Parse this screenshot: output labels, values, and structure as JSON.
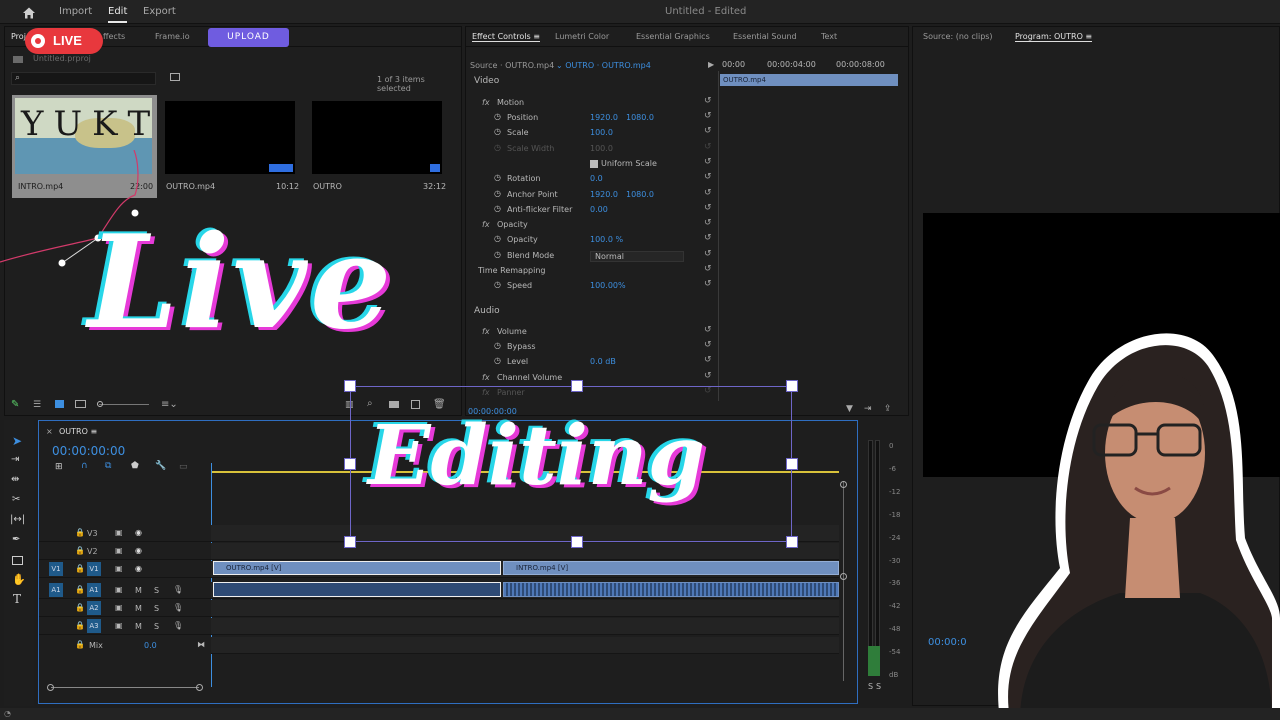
{
  "topbar": {
    "home_icon": "home-icon",
    "menu": [
      "Import",
      "Edit",
      "Export"
    ],
    "active_menu": "Edit",
    "doc_title": "Untitled",
    "doc_status": "- Edited"
  },
  "live_badge": {
    "label": "LIVE",
    "color": "#e8383d"
  },
  "project_panel": {
    "tabs": [
      "Proj",
      "ffects",
      "Frame.io"
    ],
    "upload_label": "UPLOAD",
    "project_file": "Untitled.prproj",
    "selection_status": "1 of 3 items selected",
    "items": [
      {
        "name": "INTRO.mp4",
        "duration": "22:00"
      },
      {
        "name": "OUTRO.mp4",
        "duration": "10:12"
      },
      {
        "name": "OUTRO",
        "duration": "32:12"
      }
    ],
    "thumb_title": "YUKTA"
  },
  "effect_controls": {
    "tabs": [
      "Effect Controls",
      "Lumetri Color",
      "Essential Graphics",
      "Essential Sound",
      "Text"
    ],
    "source_label": "Source · OUTRO.mp4",
    "sequence_label": "OUTRO · OUTRO.mp4",
    "ruler": [
      "00:00",
      "00:00:04:00",
      "00:00:08:00"
    ],
    "clip_bar": "OUTRO.mp4",
    "sections": {
      "video": "Video",
      "audio": "Audio"
    },
    "rows": [
      {
        "label": "Motion",
        "value": "",
        "value2": ""
      },
      {
        "label": "Position",
        "value": "1920.0",
        "value2": "1080.0"
      },
      {
        "label": "Scale",
        "value": "100.0",
        "value2": ""
      },
      {
        "label": "Scale Width",
        "value": "100.0",
        "value2": ""
      },
      {
        "label": "Uniform Scale",
        "value": "",
        "value2": ""
      },
      {
        "label": "Rotation",
        "value": "0.0",
        "value2": ""
      },
      {
        "label": "Anchor Point",
        "value": "1920.0",
        "value2": "1080.0"
      },
      {
        "label": "Anti-flicker Filter",
        "value": "0.00",
        "value2": ""
      },
      {
        "label": "Opacity",
        "value": "",
        "value2": ""
      },
      {
        "label": "Opacity",
        "value": "100.0 %",
        "value2": ""
      },
      {
        "label": "Blend Mode",
        "value": "Normal",
        "value2": ""
      },
      {
        "label": "Time Remapping",
        "value": "",
        "value2": ""
      },
      {
        "label": "Speed",
        "value": "100.00%",
        "value2": ""
      },
      {
        "label": "Volume",
        "value": "",
        "value2": ""
      },
      {
        "label": "Bypass",
        "value": "",
        "value2": ""
      },
      {
        "label": "Level",
        "value": "0.0 dB",
        "value2": ""
      },
      {
        "label": "Channel Volume",
        "value": "",
        "value2": ""
      },
      {
        "label": "Panner",
        "value": "",
        "value2": ""
      }
    ],
    "timecode": "00:00:00:00"
  },
  "program_monitor": {
    "source_tab": "Source: (no clips)",
    "program_tab": "Program: OUTRO",
    "timecode": "00:00:0"
  },
  "timeline": {
    "sequence": "OUTRO",
    "timecode": "00:00:00:00",
    "video_tracks": [
      "V3",
      "V2",
      "V1"
    ],
    "audio_tracks": [
      "A1",
      "A2",
      "A3"
    ],
    "src_v": "V1",
    "src_a": "A1",
    "mix_label": "Mix",
    "mix_value": "0.0",
    "clips": {
      "v1_a": "OUTRO.mp4 [V]",
      "v1_b": "INTRO.mp4 [V]"
    }
  },
  "meters": {
    "ticks": [
      "0",
      "-6",
      "-12",
      "-18",
      "-24",
      "-30",
      "-36",
      "-42",
      "-48",
      "-54",
      "dB"
    ],
    "solo": [
      "S",
      "S"
    ]
  },
  "overlay": {
    "title_line1": "Live",
    "title_line2": "Editing"
  }
}
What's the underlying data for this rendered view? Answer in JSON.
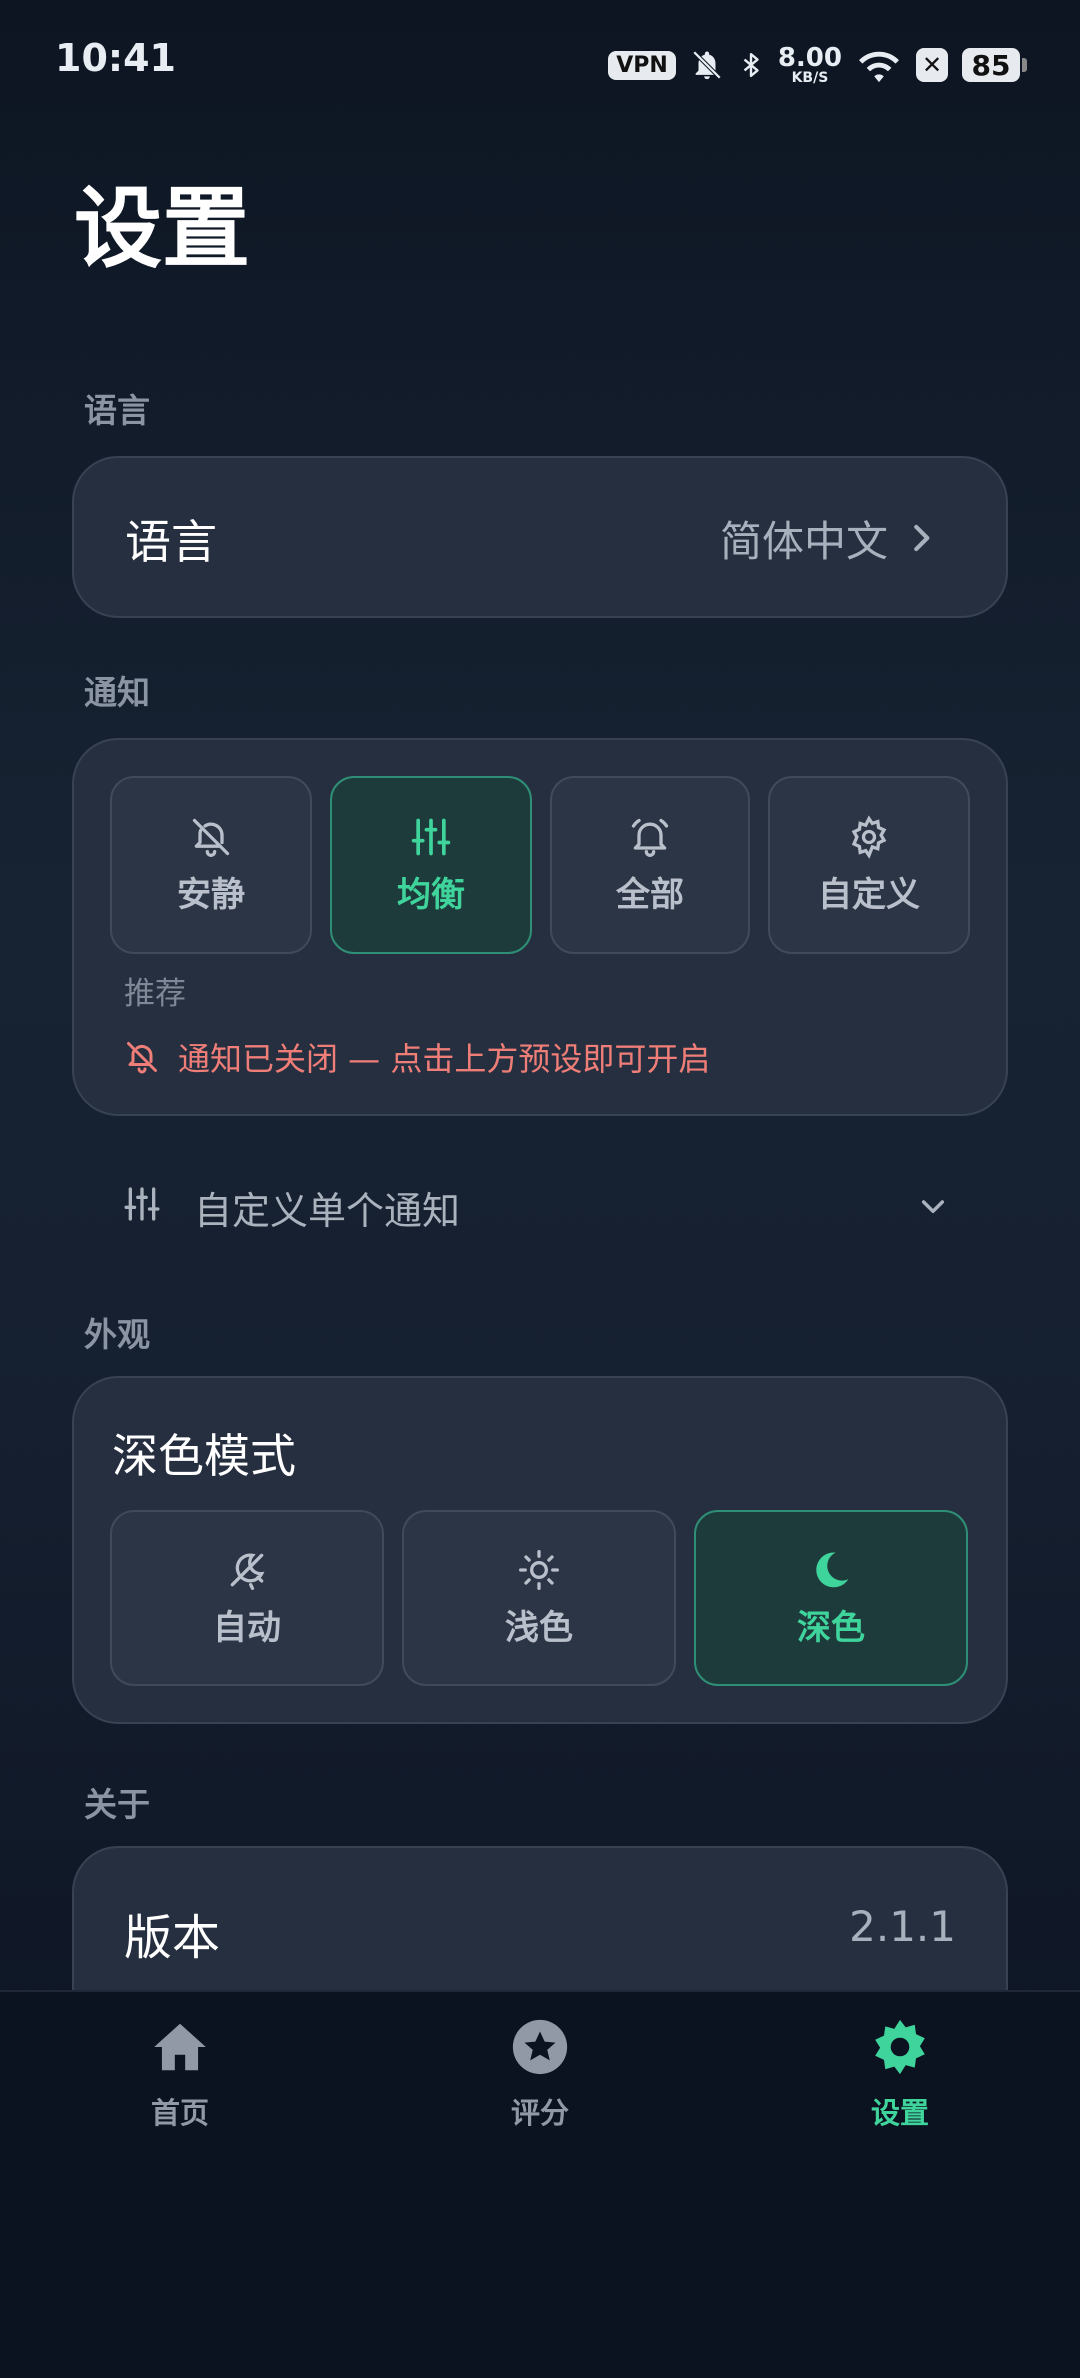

## PROMPT
Give back every line exactly as it stands, pictures excluded.

## COMPLETED TASK
Parse this screenshot: output labels, values, and structure as JSON.
{
  "topbar": {
    "home_icon": "home-icon",
    "menu": [
      "Import",
      "Edit",
      "Export"
    ],
    "active_menu": "Edit",
    "doc_title": "Untitled",
    "doc_status": "- Edited"
  },
  "live_badge": {
    "label": "LIVE",
    "color": "#e8383d"
  },
  "project_panel": {
    "tabs": [
      "Proj",
      "ffects",
      "Frame.io"
    ],
    "upload_label": "UPLOAD",
    "project_file": "Untitled.prproj",
    "selection_status": "1 of 3 items selected",
    "items": [
      {
        "name": "INTRO.mp4",
        "duration": "22:00"
      },
      {
        "name": "OUTRO.mp4",
        "duration": "10:12"
      },
      {
        "name": "OUTRO",
        "duration": "32:12"
      }
    ],
    "thumb_title": "YUKTA"
  },
  "effect_controls": {
    "tabs": [
      "Effect Controls",
      "Lumetri Color",
      "Essential Graphics",
      "Essential Sound",
      "Text"
    ],
    "source_label": "Source · OUTRO.mp4",
    "sequence_label": "OUTRO · OUTRO.mp4",
    "ruler": [
      "00:00",
      "00:00:04:00",
      "00:00:08:00"
    ],
    "clip_bar": "OUTRO.mp4",
    "sections": {
      "video": "Video",
      "audio": "Audio"
    },
    "rows": [
      {
        "label": "Motion",
        "value": "",
        "value2": ""
      },
      {
        "label": "Position",
        "value": "1920.0",
        "value2": "1080.0"
      },
      {
        "label": "Scale",
        "value": "100.0",
        "value2": ""
      },
      {
        "label": "Scale Width",
        "value": "100.0",
        "value2": ""
      },
      {
        "label": "Uniform Scale",
        "value": "",
        "value2": ""
      },
      {
        "label": "Rotation",
        "value": "0.0",
        "value2": ""
      },
      {
        "label": "Anchor Point",
        "value": "1920.0",
        "value2": "1080.0"
      },
      {
        "label": "Anti-flicker Filter",
        "value": "0.00",
        "value2": ""
      },
      {
        "label": "Opacity",
        "value": "",
        "value2": ""
      },
      {
        "label": "Opacity",
        "value": "100.0 %",
        "value2": ""
      },
      {
        "label": "Blend Mode",
        "value": "Normal",
        "value2": ""
      },
      {
        "label": "Time Remapping",
        "value": "",
        "value2": ""
      },
      {
        "label": "Speed",
        "value": "100.00%",
        "value2": ""
      },
      {
        "label": "Volume",
        "value": "",
        "value2": ""
      },
      {
        "label": "Bypass",
        "value": "",
        "value2": ""
      },
      {
        "label": "Level",
        "value": "0.0 dB",
        "value2": ""
      },
      {
        "label": "Channel Volume",
        "value": "",
        "value2": ""
      },
      {
        "label": "Panner",
        "value": "",
        "value2": ""
      }
    ],
    "timecode": "00:00:00:00"
  },
  "program_monitor": {
    "source_tab": "Source: (no clips)",
    "program_tab": "Program: OUTRO",
    "timecode": "00:00:0"
  },
  "timeline": {
    "sequence": "OUTRO",
    "timecode": "00:00:00:00",
    "video_tracks": [
      "V3",
      "V2",
      "V1"
    ],
    "audio_tracks": [
      "A1",
      "A2",
      "A3"
    ],
    "src_v": "V1",
    "src_a": "A1",
    "mix_label": "Mix",
    "mix_value": "0.0",
    "clips": {
      "v1_a": "OUTRO.mp4 [V]",
      "v1_b": "INTRO.mp4 [V]"
    }
  },
  "meters": {
    "ticks": [
      "0",
      "-6",
      "-12",
      "-18",
      "-24",
      "-30",
      "-36",
      "-42",
      "-48",
      "-54",
      "dB"
    ],
    "solo": [
      "S",
      "S"
    ]
  },
  "overlay": {
    "title_line1": "Live",
    "title_line2": "Editing"
  }
}
What's the underlying data for this rendered view? Answer in JSON.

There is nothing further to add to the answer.